_DIRECTIVE_
Entries follow. Set all of them down as they stand.

_Stored records_
"""

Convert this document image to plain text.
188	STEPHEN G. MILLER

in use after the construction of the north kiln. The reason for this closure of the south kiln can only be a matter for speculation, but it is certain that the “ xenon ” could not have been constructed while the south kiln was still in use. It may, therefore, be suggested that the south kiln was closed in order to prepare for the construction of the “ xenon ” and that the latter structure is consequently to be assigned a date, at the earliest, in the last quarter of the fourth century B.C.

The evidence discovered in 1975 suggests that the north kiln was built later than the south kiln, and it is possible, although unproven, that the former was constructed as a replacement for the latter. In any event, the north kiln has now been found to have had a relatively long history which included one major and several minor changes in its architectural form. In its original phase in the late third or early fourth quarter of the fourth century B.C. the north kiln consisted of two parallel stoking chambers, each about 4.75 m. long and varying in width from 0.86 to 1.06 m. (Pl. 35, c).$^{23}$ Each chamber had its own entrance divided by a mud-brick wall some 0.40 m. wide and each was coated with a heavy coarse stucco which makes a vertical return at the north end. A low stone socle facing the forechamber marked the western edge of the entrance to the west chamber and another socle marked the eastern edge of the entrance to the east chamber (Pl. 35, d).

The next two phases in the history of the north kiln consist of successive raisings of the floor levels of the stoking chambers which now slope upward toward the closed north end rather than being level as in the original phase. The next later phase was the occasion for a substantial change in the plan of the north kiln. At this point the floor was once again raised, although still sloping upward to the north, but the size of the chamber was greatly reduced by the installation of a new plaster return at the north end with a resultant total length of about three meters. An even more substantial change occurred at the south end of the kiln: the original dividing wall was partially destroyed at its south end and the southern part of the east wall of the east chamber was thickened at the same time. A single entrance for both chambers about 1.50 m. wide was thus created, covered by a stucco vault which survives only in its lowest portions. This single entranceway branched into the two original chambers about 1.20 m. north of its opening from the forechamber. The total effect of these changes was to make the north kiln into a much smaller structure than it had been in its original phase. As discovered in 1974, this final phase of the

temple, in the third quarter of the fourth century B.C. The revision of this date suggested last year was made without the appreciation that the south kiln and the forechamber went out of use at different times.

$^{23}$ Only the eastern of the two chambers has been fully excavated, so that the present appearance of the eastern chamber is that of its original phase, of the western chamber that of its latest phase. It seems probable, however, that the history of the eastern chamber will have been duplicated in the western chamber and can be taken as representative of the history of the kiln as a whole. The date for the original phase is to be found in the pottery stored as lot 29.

"""

_TASK ANSWER_
Convert this document image to plain text.
188	STEPHEN G. MILLER

in use after the construction of the north kiln. The reason for this closure of the south kiln can only be a matter for speculation, but it is certain that the “ xenon ” could not have been constructed while the south kiln was still in use. It may, therefore, be suggested that the south kiln was closed in order to prepare for the construction of the “ xenon ” and that the latter structure is consequently to be assigned a date, at the earliest, in the last quarter of the fourth century B.C.

The evidence discovered in 1975 suggests that the north kiln was built later than the south kiln, and it is possible, although unproven, that the former was constructed as a replacement for the latter. In any event, the north kiln has now been found to have had a relatively long history which included one major and several minor changes in its architectural form. In its original phase in the late third or early fourth quarter of the fourth century B.C. the north kiln consisted of two parallel stoking chambers, each about 4.75 m. long and varying in width from 0.86 to 1.06 m. (Pl. 35, c).$^{23}$ Each chamber had its own entrance divided by a mud-brick wall some 0.40 m. wide and each was coated with a heavy coarse stucco which makes a vertical return at the north end. A low stone socle facing the forechamber marked the western edge of the entrance to the west chamber and another socle marked the eastern edge of the entrance to the east chamber (Pl. 35, d).

The next two phases in the history of the north kiln consist of successive raisings of the floor levels of the stoking chambers which now slope upward toward the closed north end rather than being level as in the original phase. The next later phase was the occasion for a substantial change in the plan of the north kiln. At this point the floor was once again raised, although still sloping upward to the north, but the size of the chamber was greatly reduced by the installation of a new plaster return at the north end with a resultant total length of about three meters. An even more substantial change occurred at the south end of the kiln: the original dividing wall was partially destroyed at its south end and the southern part of the east wall of the east chamber was thickened at the same time. A single entrance for both chambers about 1.50 m. wide was thus created, covered by a stucco vault which survives only in its lowest portions. This single entranceway branched into the two original chambers about 1.20 m. north of its opening from the forechamber. The total effect of these changes was to make the north kiln into a much smaller structure than it had been in its original phase. As discovered in 1974, this final phase of the

temple, in the third quarter of the fourth century B.C. The revision of this date suggested last year was made without the appreciation that the south kiln and the forechamber went out of use at different times.

$^{23}$ Only the eastern of the two chambers has been fully excavated, so that the present appearance of the eastern chamber is that of its original phase, of the western chamber that of its latest phase. It seems probable, however, that the history of the eastern chamber will have been duplicated in the western chamber and can be taken as representative of the history of the kiln as a whole. The date for the original phase is to be found in the pottery stored as lot 29.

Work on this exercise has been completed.